**What to work on**:
Each record must be reproduced exactly as it is shown.

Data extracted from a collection

........

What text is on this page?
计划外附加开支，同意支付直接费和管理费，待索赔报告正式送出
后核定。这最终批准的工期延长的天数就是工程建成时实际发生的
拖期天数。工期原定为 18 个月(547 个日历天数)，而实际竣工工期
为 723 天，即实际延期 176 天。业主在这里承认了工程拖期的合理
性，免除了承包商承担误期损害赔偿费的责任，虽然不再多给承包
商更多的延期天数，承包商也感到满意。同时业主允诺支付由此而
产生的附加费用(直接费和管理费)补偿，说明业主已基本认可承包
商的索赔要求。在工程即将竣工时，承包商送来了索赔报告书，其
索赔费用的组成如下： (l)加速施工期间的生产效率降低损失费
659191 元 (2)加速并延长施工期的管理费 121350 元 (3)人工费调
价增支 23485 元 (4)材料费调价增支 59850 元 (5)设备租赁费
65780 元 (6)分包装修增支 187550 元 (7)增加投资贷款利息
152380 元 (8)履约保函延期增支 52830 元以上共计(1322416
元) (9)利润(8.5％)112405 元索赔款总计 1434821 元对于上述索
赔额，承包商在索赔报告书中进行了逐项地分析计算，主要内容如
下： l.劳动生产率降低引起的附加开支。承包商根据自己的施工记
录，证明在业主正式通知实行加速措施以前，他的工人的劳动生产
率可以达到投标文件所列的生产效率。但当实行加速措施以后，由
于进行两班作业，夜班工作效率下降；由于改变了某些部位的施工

........

**Expected output**:
What text is on this page?
计划外附加开支，同意支付直接费和管理费，待索赔报告正式送出
后核定。这最终批准的工期延长的天数就是工程建成时实际发生的
拖期天数。工期原定为 18 个月(547 个日历天数)，而实际竣工工期
为 723 天，即实际延期 176 天。业主在这里承认了工程拖期的合理
性，免除了承包商承担误期损害赔偿费的责任，虽然不再多给承包
商更多的延期天数，承包商也感到满意。同时业主允诺支付由此而
产生的附加费用(直接费和管理费)补偿，说明业主已基本认可承包
商的索赔要求。在工程即将竣工时，承包商送来了索赔报告书，其
索赔费用的组成如下： (l)加速施工期间的生产效率降低损失费
659191 元 (2)加速并延长施工期的管理费 121350 元 (3)人工费调
价增支 23485 元 (4)材料费调价增支 59850 元 (5)设备租赁费
65780 元 (6)分包装修增支 187550 元 (7)增加投资贷款利息
152380 元 (8)履约保函延期增支 52830 元以上共计(1322416
元) (9)利润(8.5％)112405 元索赔款总计 1434821 元对于上述索
赔额，承包商在索赔报告书中进行了逐项地分析计算，主要内容如
下： l.劳动生产率降低引起的附加开支。承包商根据自己的施工记
录，证明在业主正式通知实行加速措施以前，他的工人的劳动生产
率可以达到投标文件所列的生产效率。但当实行加速措施以后，由
于进行两班作业，夜班工作效率下降；由于改变了某些部位的施工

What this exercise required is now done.